ЗАДАНИЕ
Перепишите из отрывка о Уолтере Рэли фрагмент, начиная со слов «Принц Генри умер, и за жизнь» и заканчивая словами «собственно говоря, не отменял.».

ОТРЫВОК

Всякому посетителю Тауэра первым делом показывают башню Рэли справа от входа в крепость. Здесь он занимался, писал свою фундаментальную «Историю мира», преподавал принцу Генри науки. Да, да — именно этому мальчику с мечом, принцу Уэльскому. Государственному преступнику было доверено учить наследника трона — ситуация пикантная! — но, видимо, не так много было в Англии голов такого класса, как у Рэли. Более того, когда в 1612 году за принцессу Елизавету посватался какой-то не то испанский, не то итальянский принц, именно к Рэли обратился король за советом, выгоден ли Англии этот брак. И тюремный сиделец, десять лет, как говорится, света Божьего не видевший, сочинил для короля Иакова целый трактат, в котором исчислял всех родовитых женихов в Европе и все родственные связи между царствующими домами, и после исчерпывающего геополитического анализа приходил к выводу, что брак с этим принцем невыгоден, а лучше всего было бы выдать девушку за немецкого князя Фридриха, пфальцграфа Палатинского. Самое смешное, что арестанта послушались: послали послов, сговорились и выдали принцессу за Фридриха! Свадьбу праздновали пышно, эпиталаму для новобрачных сочинял сам преподобный доктор Джон Донн, поэт и проповедник. Под шумок, видимо, отравили принца Генри — ну с чего бы восемнадцатилетний абсолютно здоровый парень вдруг умер на свадьбе собственной сестры? Вся английская история могла пойти по-другому, если бы умница Генри, ученик Уолтера Рэли, наследовал трон. Но Генри умер, и трон в конце концов занял слабовольный Карл, разваливший королевство и кончивший свои дни на эшафоте.

Принц Генри умер, и за жизнь Уолтера Рэли никто бы теперь не дал ломаного гроша. Он сделал последнее отчаянное усилие вырваться из смертельных пут — соблазнил-таки короля золотом Эльдорадо, добился экспедиции и отплыл в Гвиану добывать для короны сокровища. Но из этого предприятия ничего не вышло, и по возвращении в Англию в 1616 году Рэли отрубили голову: даже и судить не стали, а просто припомнили, что казни, к которой его когда-то приговорили, никто, собственно говоря, не отменял.

ВЫБРАННЫЕ СТРОКИ
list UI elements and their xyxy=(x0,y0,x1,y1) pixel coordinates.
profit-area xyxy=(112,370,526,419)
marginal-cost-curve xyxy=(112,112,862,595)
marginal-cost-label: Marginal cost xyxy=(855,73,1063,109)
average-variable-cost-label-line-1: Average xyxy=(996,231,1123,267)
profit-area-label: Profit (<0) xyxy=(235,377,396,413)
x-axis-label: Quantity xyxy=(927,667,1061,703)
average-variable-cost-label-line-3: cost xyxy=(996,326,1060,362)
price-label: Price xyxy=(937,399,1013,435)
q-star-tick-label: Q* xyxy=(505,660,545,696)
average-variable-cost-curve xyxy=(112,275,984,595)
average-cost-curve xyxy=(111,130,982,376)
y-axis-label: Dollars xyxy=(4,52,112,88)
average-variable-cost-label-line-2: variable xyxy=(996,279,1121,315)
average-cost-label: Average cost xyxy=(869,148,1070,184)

РЕШЕНИЕ ЗАДАЧИ
Принц Генри умер, и за жизнь Уолтера Рэли никто бы теперь не дал ломаного гроша. Он сделал последнее отчаянное усилие вырваться из смертельных пут — соблазнил-таки короля золотом Эльдорадо, добился экспедиции и отплыл в Гвиану добывать для короны сокровища. Но из этого предприятия ничего не вышло, и по возвращении в Англию в 1616 году Рэли отрубили голову: даже и судить не стали, а просто припомнили, что казни, к которой его когда-то приговорили, никто, собственно говоря, не отменял.